Le port de Doraleh, à Djibouti, est aussi l’une des priorités de Pékin. Après deux décennies d’investissements, la Chine détient 70 % de la dette djiboutienne, réduisant les marges de manœuvre politiques d’Ismaïl Omar Guelleh, le président du micro-État, qui cherche désormais à sortir quelque peu de la mainmise chinoise. L’ancien opérateur du port de Djibouti, DP World, a ainsi vu son contrat rompu unilatéralement par le gouvernement djiboutien au profit de la China Merchants Bank, actionnaire minoritaire du port. Et ce, malgré la décision d’un tribunal britannique qui avait donné raison à l’opérateur koweïtien, qui considère que DP World demeure de droit le principal actionnaire de Doraleh Container Terminal. Les investissements chinois n’entraînent pas non plus nécessairement d’externalités positives sur les marchés locaux de l’emploi, L’Empire du Milieu aimant se fournir en main d'œuvre au pays. À Djibouti, le chômage touche 45 % des habitants et environ 70 % des moins de 30 ans, soit un nombre de 200 000 personnes sans emploi, pour une population de 800 000 personnes. Pour Pékin, le port de Djibouti ne demeure qu’un pion pour conquérir et alimenter le géant éthiopien, sans accès maritime et qui dépend très majoritairement de Djibouti pour ses importations. La richesse naturelle du pays et ses nombreuses ressources (gaz, minéraux) attirent en effet la pieuvre chinoise, qui continue d’y investir massivement.

 

De nouvelles cibles pour Pékin

Après sa mainmise sur Djibouti et Mombasa, la stratégie chinoise s’adapte aussi au gré des alliances nouées avec les régimes en place. Si la Tanzanie est aujourd’hui plébiscitée par Pékin, qui y mène là encore une puissante diplomatie infrastructurelle, c’est aussi pour son positionnement stratégique sur la façade maritime est-africaine. En janvier 2021, les deux États ont ainsi conclu un accord de 1,3 milliard d’euros pour la construction d’une ligne ferroviaire entre le port de Dar-es-Salam — le sixième port africain en tonnage — et le Burundi, la République démocratique du Congo, le Rwanda et l’Ouganda. En tout, la valeur des infrastructures construites par la Chine en Tanzanie s’élève à une dizaine de milliards de dollars.

Données de découpage des pages:
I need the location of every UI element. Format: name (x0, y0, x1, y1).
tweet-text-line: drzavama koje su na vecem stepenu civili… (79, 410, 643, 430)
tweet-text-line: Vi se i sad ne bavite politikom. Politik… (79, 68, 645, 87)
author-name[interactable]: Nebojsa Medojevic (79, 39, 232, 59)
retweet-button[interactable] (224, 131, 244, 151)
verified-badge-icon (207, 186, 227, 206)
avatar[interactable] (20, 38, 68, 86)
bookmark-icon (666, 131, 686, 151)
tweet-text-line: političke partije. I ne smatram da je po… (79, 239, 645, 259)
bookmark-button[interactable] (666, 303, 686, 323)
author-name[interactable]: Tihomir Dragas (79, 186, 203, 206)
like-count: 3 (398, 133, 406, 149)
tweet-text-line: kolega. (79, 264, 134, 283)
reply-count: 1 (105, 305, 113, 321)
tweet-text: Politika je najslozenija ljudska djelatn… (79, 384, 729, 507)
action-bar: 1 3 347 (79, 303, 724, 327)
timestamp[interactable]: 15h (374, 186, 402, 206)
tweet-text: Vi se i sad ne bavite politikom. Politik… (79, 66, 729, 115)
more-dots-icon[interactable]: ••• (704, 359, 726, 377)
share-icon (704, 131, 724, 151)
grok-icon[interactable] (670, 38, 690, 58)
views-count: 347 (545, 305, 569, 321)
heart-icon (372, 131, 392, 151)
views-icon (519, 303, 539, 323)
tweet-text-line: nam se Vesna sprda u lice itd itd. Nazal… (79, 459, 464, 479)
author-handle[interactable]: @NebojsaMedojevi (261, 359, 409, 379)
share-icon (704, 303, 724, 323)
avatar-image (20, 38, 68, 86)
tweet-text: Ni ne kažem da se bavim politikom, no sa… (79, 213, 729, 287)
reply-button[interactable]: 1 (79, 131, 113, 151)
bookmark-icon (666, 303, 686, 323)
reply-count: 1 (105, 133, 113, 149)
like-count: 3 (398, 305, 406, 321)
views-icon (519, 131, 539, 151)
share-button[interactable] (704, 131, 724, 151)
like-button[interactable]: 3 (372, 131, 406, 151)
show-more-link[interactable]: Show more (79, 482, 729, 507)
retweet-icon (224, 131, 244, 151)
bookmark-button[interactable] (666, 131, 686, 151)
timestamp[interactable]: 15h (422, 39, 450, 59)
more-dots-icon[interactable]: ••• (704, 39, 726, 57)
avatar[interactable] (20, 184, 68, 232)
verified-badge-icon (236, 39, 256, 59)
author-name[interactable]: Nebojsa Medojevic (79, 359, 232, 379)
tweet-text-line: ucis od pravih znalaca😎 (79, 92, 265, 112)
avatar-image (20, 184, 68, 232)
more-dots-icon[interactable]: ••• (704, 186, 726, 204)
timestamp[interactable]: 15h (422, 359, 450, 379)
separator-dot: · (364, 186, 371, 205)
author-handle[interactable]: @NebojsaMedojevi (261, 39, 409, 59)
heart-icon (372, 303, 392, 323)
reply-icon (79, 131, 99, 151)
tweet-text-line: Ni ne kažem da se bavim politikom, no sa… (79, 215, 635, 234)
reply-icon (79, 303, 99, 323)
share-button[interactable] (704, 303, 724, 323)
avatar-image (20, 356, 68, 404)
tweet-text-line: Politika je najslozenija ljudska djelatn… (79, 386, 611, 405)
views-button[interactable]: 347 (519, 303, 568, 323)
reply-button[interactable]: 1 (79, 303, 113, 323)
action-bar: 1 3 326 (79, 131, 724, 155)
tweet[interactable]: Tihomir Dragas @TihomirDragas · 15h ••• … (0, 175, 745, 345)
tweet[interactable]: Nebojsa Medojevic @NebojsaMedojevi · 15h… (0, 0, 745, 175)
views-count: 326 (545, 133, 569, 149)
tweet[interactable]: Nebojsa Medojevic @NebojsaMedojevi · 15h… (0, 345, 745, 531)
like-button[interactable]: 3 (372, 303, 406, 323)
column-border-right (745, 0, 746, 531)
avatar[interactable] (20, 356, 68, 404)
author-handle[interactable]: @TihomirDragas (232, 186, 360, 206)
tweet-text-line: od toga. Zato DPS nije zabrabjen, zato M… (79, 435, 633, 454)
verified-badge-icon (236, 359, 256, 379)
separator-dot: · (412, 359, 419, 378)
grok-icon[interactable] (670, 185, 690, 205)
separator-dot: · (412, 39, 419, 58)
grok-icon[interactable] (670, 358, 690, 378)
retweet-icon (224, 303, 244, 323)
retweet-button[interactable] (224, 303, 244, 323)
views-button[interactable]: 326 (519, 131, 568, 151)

Travail demandé:
1. Répondez aux questions suivantes d'après l'extrait sur la Chine en Afrique de l'Est.
(a) Quelle part de la dette de Djibouti la Chine détient-elle ?
(b) Combien d'habitants compte Djibouti ?
(c) Quel est le montant de l'accord signé en janvier 2021 entre la Chine et la Tanzanie ?
2. Écrivez la suite de l'extrait sur la Chine en Afrique de l'Est, à partir de sa dernière phrase.

Résultats attendus:
1.
(a) 70 %.
(b) 800 000 personnes.
(c) 1,3 milliard d'euros.

2.
L’Égypte, second récipiendaire des investissements chinois en 2020, bénéficie aujourd’hui des faveurs de Pékin. Pour sa position stratégique sur les bords de la mer Rouge, sa domination sur le canal de Suez et, évidemment, sa façade méditerranéenne qui garantit à la Chine un accès aux marchés européens. Les relations sino-égyptiennes ont d’ailleurs été élevées au rang de « partenariat », soit le plus important dans la hiérarchie des relations bilatérales qu’entretient la Chine avec les pays étrangers. Outre la croissance continue des échanges commerciaux entre Pékin et Le Caire, des exercices militaires communs, des contrats de défense et la participation à un ensemble de forums internationaux concrétisent un rapprochement entre la deuxième puissance du monde et un acteur incontournable de la scène politique arabe.

Certains pays commencent parfois à modérer leur enthousiasme face à l’influence chinoise. En Zambie, la Chine est omniprésente et détient déjà un tiers de la dette souveraine du pays, ce qui limite fortement les marges de manœuvre du pays. En novembre 2018, des émeutes « anti-chinoises » ont d’ailleurs éclaté, notamment à Lusaka, la population dénonçant la mainmise de Pékin sur le pays, alors qu’un discours xénophobe anti-chinois gagne en résonnance au sein des discours de l’opposition. Mais, encore aujourd’hui, la Chine réussit à séduire par son discours tiers-mondiste et ses liens historiques avec les anciens pays colonisés. Surtout, Pékin peut compter sur le sentiment anti-occidental qui ronge les opinions africaines.